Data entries
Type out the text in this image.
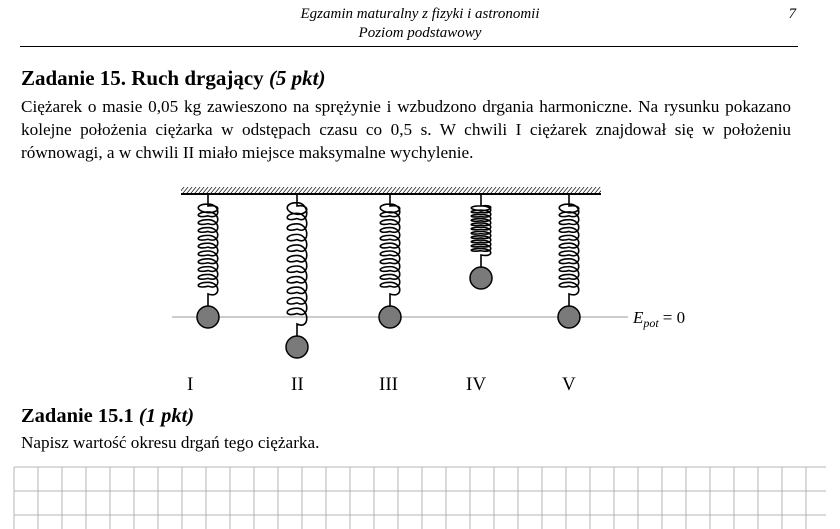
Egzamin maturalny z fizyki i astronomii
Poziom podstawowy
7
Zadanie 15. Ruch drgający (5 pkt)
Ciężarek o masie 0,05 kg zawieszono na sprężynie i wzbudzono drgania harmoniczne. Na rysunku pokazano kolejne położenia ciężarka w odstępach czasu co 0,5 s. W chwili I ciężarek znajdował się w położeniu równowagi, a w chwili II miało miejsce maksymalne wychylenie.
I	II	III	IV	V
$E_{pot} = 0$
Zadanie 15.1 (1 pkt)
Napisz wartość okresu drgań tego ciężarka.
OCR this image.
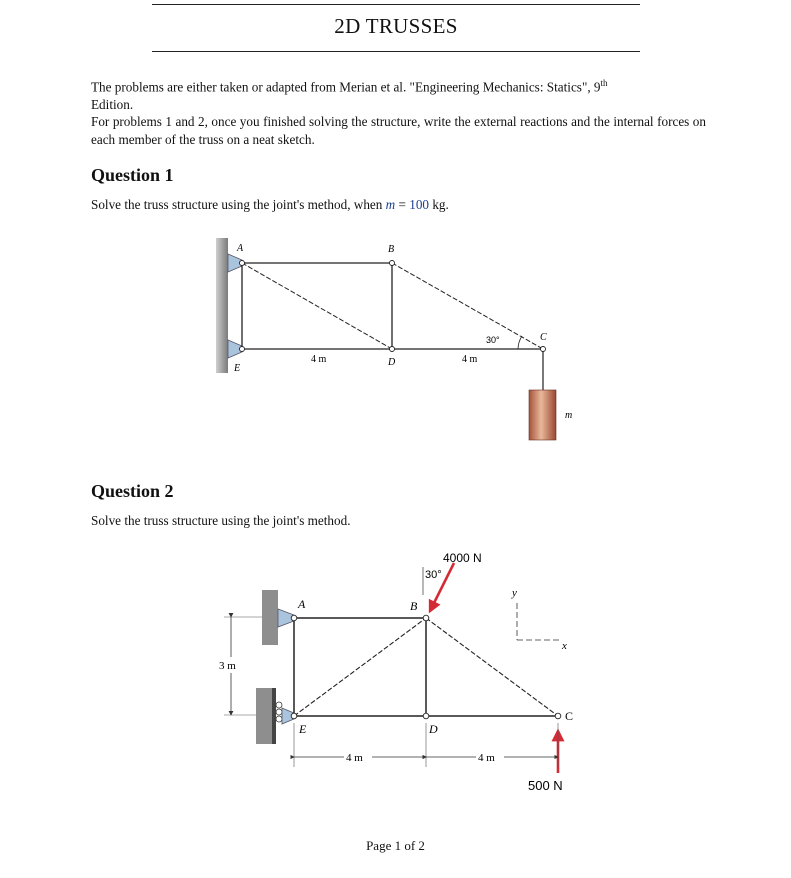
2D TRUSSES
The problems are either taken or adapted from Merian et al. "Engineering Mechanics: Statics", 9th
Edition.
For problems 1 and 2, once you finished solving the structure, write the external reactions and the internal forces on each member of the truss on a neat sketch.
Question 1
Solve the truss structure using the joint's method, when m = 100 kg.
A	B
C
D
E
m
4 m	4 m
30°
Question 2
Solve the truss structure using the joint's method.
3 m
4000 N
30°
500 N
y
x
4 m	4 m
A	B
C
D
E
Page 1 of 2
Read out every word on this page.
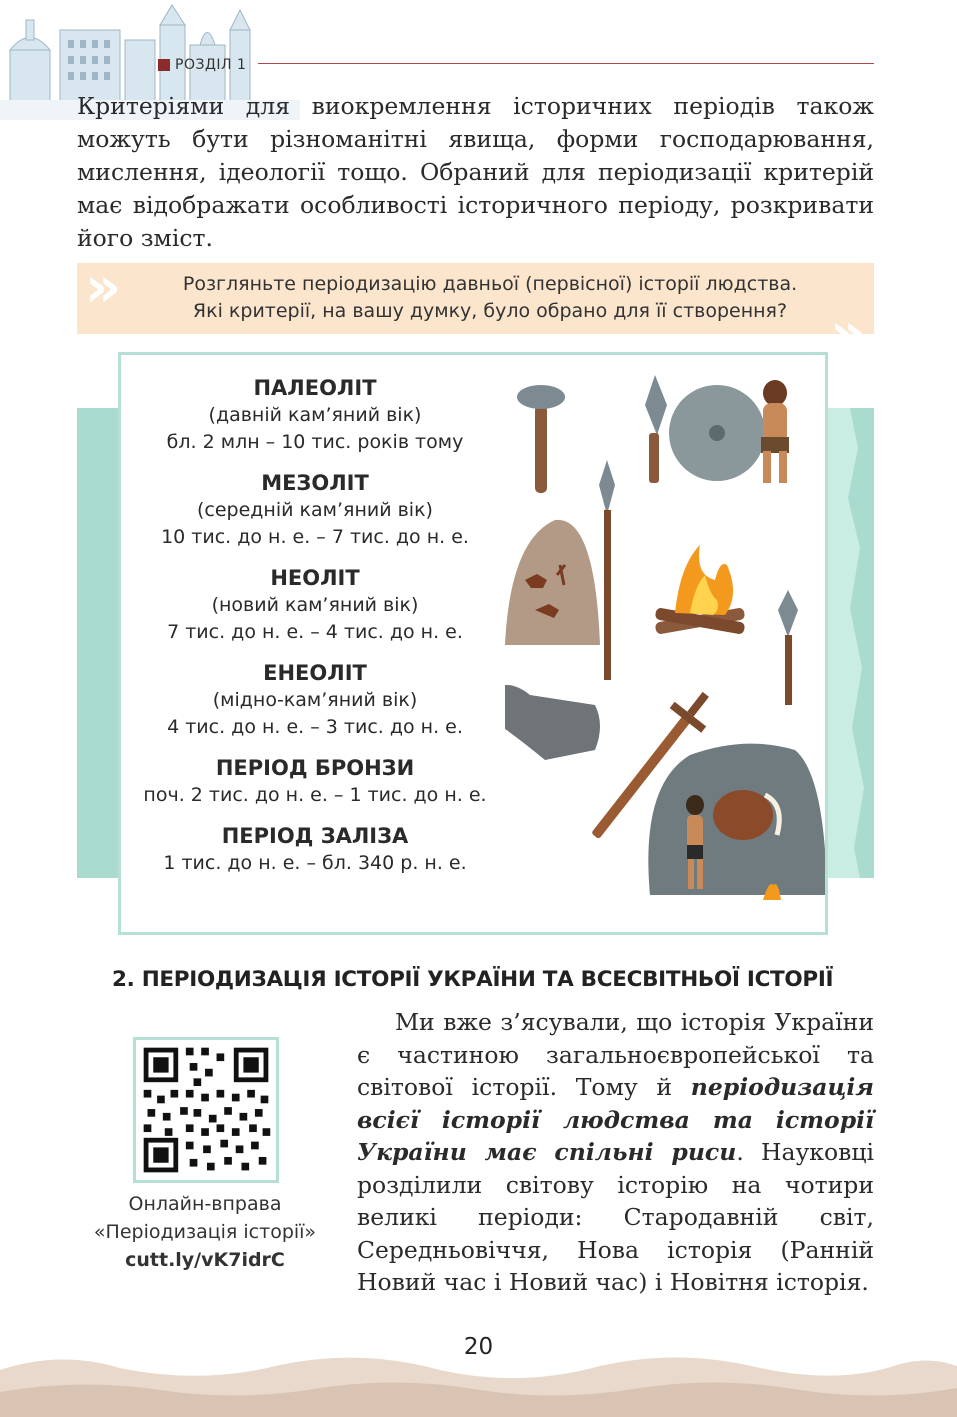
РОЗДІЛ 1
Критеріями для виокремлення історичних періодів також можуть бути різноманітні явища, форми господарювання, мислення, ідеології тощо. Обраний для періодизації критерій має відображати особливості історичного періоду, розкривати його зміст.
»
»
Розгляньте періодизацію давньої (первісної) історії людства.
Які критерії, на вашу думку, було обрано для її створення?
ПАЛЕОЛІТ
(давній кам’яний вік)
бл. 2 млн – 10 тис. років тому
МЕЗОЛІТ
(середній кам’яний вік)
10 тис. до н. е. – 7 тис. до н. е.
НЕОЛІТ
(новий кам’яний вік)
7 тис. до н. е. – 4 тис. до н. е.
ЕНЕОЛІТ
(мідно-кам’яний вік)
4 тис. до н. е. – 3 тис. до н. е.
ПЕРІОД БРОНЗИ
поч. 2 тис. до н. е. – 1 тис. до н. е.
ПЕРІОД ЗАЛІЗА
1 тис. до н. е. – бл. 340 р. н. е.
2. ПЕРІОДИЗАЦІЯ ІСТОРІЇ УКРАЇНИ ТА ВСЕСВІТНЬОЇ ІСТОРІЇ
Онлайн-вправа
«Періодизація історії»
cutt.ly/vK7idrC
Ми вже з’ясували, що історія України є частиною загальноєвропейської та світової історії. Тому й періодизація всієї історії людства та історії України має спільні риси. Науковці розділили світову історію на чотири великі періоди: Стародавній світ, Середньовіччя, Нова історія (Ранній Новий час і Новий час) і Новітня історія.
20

...

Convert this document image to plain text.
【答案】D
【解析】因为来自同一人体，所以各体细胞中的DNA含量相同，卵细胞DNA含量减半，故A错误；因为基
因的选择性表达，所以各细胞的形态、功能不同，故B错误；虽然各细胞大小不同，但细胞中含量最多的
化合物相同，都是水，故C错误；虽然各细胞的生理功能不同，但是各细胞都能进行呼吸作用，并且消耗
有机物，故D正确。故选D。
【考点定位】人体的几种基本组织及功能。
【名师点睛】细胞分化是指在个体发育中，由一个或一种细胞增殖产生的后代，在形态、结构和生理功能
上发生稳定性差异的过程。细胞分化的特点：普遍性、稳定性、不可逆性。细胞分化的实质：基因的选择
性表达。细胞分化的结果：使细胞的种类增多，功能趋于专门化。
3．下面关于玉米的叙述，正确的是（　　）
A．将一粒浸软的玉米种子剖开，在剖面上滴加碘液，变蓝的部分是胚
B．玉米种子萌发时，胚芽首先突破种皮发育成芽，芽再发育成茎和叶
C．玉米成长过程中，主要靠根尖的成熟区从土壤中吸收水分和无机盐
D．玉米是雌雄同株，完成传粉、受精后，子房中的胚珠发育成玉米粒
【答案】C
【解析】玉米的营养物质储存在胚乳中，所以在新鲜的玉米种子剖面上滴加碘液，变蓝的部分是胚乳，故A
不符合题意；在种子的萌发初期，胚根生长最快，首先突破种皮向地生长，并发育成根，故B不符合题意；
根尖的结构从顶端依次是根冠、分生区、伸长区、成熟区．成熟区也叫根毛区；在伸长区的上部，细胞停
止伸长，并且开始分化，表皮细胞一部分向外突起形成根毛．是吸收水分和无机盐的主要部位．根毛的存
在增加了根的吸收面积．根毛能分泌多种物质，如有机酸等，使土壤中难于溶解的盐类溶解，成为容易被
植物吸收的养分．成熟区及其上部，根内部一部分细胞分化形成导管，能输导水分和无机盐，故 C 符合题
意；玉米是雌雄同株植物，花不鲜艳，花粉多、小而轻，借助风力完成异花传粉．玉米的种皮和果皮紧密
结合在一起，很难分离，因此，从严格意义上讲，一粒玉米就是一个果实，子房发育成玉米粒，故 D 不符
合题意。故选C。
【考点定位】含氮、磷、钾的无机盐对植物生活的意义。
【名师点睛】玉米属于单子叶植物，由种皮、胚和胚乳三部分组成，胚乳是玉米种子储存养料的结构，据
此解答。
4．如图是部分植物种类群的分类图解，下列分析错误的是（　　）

What you are asked to do: Copy out every line of the listing that contains the string "text".

Output of the exercise:
Type out the text in this image.
Convert this document image to plain text.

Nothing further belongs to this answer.